Reproduce every entry exactly as shown.

MATERIAL FOR THIS EXERCISE:
.....

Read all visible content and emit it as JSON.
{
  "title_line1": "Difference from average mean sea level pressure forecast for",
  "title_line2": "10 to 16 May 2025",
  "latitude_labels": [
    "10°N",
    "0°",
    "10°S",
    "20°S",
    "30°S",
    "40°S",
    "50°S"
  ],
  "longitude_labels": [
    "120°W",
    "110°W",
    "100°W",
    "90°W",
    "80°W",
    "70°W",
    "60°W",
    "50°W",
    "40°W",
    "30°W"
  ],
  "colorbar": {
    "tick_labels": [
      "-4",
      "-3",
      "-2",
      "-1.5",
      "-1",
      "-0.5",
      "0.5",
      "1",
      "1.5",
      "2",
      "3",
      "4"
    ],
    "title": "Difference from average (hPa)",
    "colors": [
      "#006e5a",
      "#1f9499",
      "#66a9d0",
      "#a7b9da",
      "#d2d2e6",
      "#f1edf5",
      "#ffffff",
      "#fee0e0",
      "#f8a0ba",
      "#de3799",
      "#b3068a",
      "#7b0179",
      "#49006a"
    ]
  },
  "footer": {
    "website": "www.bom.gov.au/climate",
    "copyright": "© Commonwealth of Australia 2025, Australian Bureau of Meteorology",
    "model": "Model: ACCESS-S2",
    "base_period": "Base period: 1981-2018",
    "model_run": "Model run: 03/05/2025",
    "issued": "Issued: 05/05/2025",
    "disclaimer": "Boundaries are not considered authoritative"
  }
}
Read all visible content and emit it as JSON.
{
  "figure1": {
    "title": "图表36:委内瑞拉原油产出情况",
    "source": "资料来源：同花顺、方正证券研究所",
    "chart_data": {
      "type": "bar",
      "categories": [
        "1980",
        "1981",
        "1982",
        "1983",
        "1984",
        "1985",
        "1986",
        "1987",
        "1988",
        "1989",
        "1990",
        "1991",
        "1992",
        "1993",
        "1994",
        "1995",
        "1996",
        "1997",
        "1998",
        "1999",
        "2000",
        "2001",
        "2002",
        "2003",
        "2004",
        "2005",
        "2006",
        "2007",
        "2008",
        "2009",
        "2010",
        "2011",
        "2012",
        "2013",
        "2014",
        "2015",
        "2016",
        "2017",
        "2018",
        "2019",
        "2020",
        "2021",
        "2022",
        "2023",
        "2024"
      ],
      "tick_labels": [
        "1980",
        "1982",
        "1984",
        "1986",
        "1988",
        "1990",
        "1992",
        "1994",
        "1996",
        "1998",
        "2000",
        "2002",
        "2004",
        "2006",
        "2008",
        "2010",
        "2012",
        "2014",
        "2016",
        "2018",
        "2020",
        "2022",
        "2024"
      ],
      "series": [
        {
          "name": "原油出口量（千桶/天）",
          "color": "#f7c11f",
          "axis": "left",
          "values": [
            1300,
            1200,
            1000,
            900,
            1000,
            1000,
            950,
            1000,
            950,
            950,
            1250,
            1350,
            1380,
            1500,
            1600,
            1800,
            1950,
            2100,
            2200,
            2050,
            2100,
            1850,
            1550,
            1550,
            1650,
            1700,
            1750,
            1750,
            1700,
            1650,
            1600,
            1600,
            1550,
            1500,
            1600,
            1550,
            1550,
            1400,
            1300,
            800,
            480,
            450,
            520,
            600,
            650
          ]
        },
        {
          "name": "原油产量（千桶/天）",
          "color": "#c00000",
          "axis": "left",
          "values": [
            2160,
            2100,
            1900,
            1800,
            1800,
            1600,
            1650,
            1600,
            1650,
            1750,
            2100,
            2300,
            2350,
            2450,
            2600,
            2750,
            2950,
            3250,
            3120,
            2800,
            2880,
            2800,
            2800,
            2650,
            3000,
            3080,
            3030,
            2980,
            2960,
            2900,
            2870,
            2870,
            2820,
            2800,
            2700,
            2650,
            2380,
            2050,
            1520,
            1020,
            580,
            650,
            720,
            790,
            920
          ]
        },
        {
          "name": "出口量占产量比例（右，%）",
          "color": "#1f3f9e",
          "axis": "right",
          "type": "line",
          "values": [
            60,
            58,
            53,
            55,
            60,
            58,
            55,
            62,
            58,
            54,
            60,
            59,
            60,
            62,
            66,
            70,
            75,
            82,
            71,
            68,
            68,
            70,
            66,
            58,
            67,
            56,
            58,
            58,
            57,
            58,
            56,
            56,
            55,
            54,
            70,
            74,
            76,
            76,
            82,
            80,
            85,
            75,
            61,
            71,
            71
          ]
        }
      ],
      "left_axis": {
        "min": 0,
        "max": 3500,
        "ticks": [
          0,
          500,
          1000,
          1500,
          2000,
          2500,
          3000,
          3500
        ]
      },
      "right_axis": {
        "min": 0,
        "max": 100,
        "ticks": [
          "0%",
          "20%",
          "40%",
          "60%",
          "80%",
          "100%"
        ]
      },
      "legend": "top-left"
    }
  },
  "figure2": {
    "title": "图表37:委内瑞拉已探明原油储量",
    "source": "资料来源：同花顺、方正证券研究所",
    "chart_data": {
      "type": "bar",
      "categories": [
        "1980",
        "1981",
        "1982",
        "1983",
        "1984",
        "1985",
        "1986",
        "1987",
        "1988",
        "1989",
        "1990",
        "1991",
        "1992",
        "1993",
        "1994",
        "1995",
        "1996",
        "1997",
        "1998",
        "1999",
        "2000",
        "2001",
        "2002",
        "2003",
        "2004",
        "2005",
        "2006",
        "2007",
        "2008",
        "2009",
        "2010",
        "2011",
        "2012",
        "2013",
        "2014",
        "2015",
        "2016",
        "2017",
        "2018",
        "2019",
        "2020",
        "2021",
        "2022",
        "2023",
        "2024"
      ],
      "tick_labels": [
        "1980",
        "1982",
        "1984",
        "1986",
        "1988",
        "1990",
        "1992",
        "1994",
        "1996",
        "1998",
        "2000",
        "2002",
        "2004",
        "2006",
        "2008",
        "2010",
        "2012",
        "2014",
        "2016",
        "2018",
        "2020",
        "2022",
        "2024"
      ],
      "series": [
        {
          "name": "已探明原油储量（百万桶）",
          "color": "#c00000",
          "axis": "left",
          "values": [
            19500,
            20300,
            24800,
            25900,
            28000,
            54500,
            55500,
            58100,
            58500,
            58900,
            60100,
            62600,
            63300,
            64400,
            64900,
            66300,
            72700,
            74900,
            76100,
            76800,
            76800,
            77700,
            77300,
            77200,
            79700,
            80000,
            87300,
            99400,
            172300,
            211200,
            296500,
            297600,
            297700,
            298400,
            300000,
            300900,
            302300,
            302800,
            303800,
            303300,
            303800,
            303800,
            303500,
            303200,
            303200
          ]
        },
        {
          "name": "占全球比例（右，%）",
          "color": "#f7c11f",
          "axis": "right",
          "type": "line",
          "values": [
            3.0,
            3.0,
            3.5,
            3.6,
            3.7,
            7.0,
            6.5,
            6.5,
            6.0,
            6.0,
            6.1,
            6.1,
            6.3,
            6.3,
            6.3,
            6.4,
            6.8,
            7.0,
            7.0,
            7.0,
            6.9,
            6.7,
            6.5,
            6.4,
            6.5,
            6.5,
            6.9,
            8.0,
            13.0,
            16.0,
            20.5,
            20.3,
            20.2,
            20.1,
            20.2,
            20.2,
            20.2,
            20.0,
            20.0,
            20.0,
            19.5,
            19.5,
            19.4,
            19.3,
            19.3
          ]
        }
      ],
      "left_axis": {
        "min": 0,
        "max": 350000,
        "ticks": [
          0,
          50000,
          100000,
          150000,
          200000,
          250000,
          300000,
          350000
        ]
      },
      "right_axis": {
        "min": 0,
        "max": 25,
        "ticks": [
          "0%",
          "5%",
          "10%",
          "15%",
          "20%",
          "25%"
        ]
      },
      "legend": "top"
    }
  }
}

.....

THE REPLY:
Read all visible content and emit it as JSON.
{
  "title_line1": "Difference from average mean sea level pressure forecast for",
  "title_line2": "10 to 16 May 2025",
  "latitude_labels": [
    "10°N",
    "0°",
    "10°S",
    "20°S",
    "30°S",
    "40°S",
    "50°S"
  ],
  "longitude_labels": [
    "120°W",
    "110°W",
    "100°W",
    "90°W",
    "80°W",
    "70°W",
    "60°W",
    "50°W",
    "40°W",
    "30°W"
  ],
  "colorbar": {
    "tick_labels": [
      "-4",
      "-3",
      "-2",
      "-1.5",
      "-1",
      "-0.5",
      "0.5",
      "1",
      "1.5",
      "2",
      "3",
      "4"
    ],
    "title": "Difference from average (hPa)",
    "colors": [
      "#006e5a",
      "#1f9499",
      "#66a9d0",
      "#a7b9da",
      "#d2d2e6",
      "#f1edf5",
      "#ffffff",
      "#fee0e0",
      "#f8a0ba",
      "#de3799",
      "#b3068a",
      "#7b0179",
      "#49006a"
    ]
  },
  "footer": {
    "website": "www.bom.gov.au/climate",
    "copyright": "© Commonwealth of Australia 2025, Australian Bureau of Meteorology",
    "model": "Model: ACCESS-S2",
    "base_period": "Base period: 1981-2018",
    "model_run": "Model run: 03/05/2025",
    "issued": "Issued: 05/05/2025",
    "disclaimer": "Boundaries are not considered authoritative"
  }
}
Read all visible content and emit it as JSON.
{
  "figure1": {
    "title": "图表36:委内瑞拉原油产出情况",
    "source": "资料来源：同花顺、方正证券研究所",
    "chart_data": {
      "type": "bar",
      "categories": [
        "1980",
        "1981",
        "1982",
        "1983",
        "1984",
        "1985",
        "1986",
        "1987",
        "1988",
        "1989",
        "1990",
        "1991",
        "1992",
        "1993",
        "1994",
        "1995",
        "1996",
        "1997",
        "1998",
        "1999",
        "2000",
        "2001",
        "2002",
        "2003",
        "2004",
        "2005",
        "2006",
        "2007",
        "2008",
        "2009",
        "2010",
        "2011",
        "2012",
        "2013",
        "2014",
        "2015",
        "2016",
        "2017",
        "2018",
        "2019",
        "2020",
        "2021",
        "2022",
        "2023",
        "2024"
      ],
      "tick_labels": [
        "1980",
        "1982",
        "1984",
        "1986",
        "1988",
        "1990",
        "1992",
        "1994",
        "1996",
        "1998",
        "2000",
        "2002",
        "2004",
        "2006",
        "2008",
        "2010",
        "2012",
        "2014",
        "2016",
        "2018",
        "2020",
        "2022",
        "2024"
      ],
      "series": [
        {
          "name": "原油出口量（千桶/天）",
          "color": "#f7c11f",
          "axis": "left",
          "values": [
            1300,
            1200,
            1000,
            900,
            1000,
            1000,
            950,
            1000,
            950,
            950,
            1250,
            1350,
            1380,
            1500,
            1600,
            1800,
            1950,
            2100,
            2200,
            2050,
            2100,
            1850,
            1550,
            1550,
            1650,
            1700,
            1750,
            1750,
            1700,
            1650,
            1600,
            1600,
            1550,
            1500,
            1600,
            1550,
            1550,
            1400,
            1300,
            800,
            480,
            450,
            520,
            600,
            650
          ]
        },
        {
          "name": "原油产量（千桶/天）",
          "color": "#c00000",
          "axis": "left",
          "values": [
            2160,
            2100,
            1900,
            1800,
            1800,
            1600,
            1650,
            1600,
            1650,
            1750,
            2100,
            2300,
            2350,
            2450,
            2600,
            2750,
            2950,
            3250,
            3120,
            2800,
            2880,
            2800,
            2800,
            2650,
            3000,
            3080,
            3030,
            2980,
            2960,
            2900,
            2870,
            2870,
            2820,
            2800,
            2700,
            2650,
            2380,
            2050,
            1520,
            1020,
            580,
            650,
            720,
            790,
            920
          ]
        },
        {
          "name": "出口量占产量比例（右，%）",
          "color": "#1f3f9e",
          "axis": "right",
          "type": "line",
          "values": [
            60,
            58,
            53,
            55,
            60,
            58,
            55,
            62,
            58,
            54,
            60,
            59,
            60,
            62,
            66,
            70,
            75,
            82,
            71,
            68,
            68,
            70,
            66,
            58,
            67,
            56,
            58,
            58,
            57,
            58,
            56,
            56,
            55,
            54,
            70,
            74,
            76,
            76,
            82,
            80,
            85,
            75,
            61,
            71,
            71
          ]
        }
      ],
      "left_axis": {
        "min": 0,
        "max": 3500,
        "ticks": [
          0,
          500,
          1000,
          1500,
          2000,
          2500,
          3000,
          3500
        ]
      },
      "right_axis": {
        "min": 0,
        "max": 100,
        "ticks": [
          "0%",
          "20%",
          "40%",
          "60%",
          "80%",
          "100%"
        ]
      },
      "legend": "top-left"
    }
  },
  "figure2": {
    "title": "图表37:委内瑞拉已探明原油储量",
    "source": "资料来源：同花顺、方正证券研究所",
    "chart_data": {
      "type": "bar",
      "categories": [
        "1980",
        "1981",
        "1982",
        "1983",
        "1984",
        "1985",
        "1986",
        "1987",
        "1988",
        "1989",
        "1990",
        "1991",
        "1992",
        "1993",
        "1994",
        "1995",
        "1996",
        "1997",
        "1998",
        "1999",
        "2000",
        "2001",
        "2002",
        "2003",
        "2004",
        "2005",
        "2006",
        "2007",
        "2008",
        "2009",
        "2010",
        "2011",
        "2012",
        "2013",
        "2014",
        "2015",
        "2016",
        "2017",
        "2018",
        "2019",
        "2020",
        "2021",
        "2022",
        "2023",
        "2024"
      ],
      "tick_labels": [
        "1980",
        "1982",
        "1984",
        "1986",
        "1988",
        "1990",
        "1992",
        "1994",
        "1996",
        "1998",
        "2000",
        "2002",
        "2004",
        "2006",
        "2008",
        "2010",
        "2012",
        "2014",
        "2016",
        "2018",
        "2020",
        "2022",
        "2024"
      ],
      "series": [
        {
          "name": "已探明原油储量（百万桶）",
          "color": "#c00000",
          "axis": "left",
          "values": [
            19500,
            20300,
            24800,
            25900,
            28000,
            54500,
            55500,
            58100,
            58500,
            58900,
            60100,
            62600,
            63300,
            64400,
            64900,
            66300,
            72700,
            74900,
            76100,
            76800,
            76800,
            77700,
            77300,
            77200,
            79700,
            80000,
            87300,
            99400,
            172300,
            211200,
            296500,
            297600,
            297700,
            298400,
            300000,
            300900,
            302300,
            302800,
            303800,
            303300,
            303800,
            303800,
            303500,
            303200,
            303200
          ]
        },
        {
          "name": "占全球比例（右，%）",
          "color": "#f7c11f",
          "axis": "right",
          "type": "line",
          "values": [
            3.0,
            3.0,
            3.5,
            3.6,
            3.7,
            7.0,
            6.5,
            6.5,
            6.0,
            6.0,
            6.1,
            6.1,
            6.3,
            6.3,
            6.3,
            6.4,
            6.8,
            7.0,
            7.0,
            7.0,
            6.9,
            6.7,
            6.5,
            6.4,
            6.5,
            6.5,
            6.9,
            8.0,
            13.0,
            16.0,
            20.5,
            20.3,
            20.2,
            20.1,
            20.2,
            20.2,
            20.2,
            20.0,
            20.0,
            20.0,
            19.5,
            19.5,
            19.4,
            19.3,
            19.3
          ]
        }
      ],
      "left_axis": {
        "min": 0,
        "max": 350000,
        "ticks": [
          0,
          50000,
          100000,
          150000,
          200000,
          250000,
          300000,
          350000
        ]
      },
      "right_axis": {
        "min": 0,
        "max": 25,
        "ticks": [
          "0%",
          "5%",
          "10%",
          "15%",
          "20%",
          "25%"
        ]
      },
      "legend": "top"
    }
  }
}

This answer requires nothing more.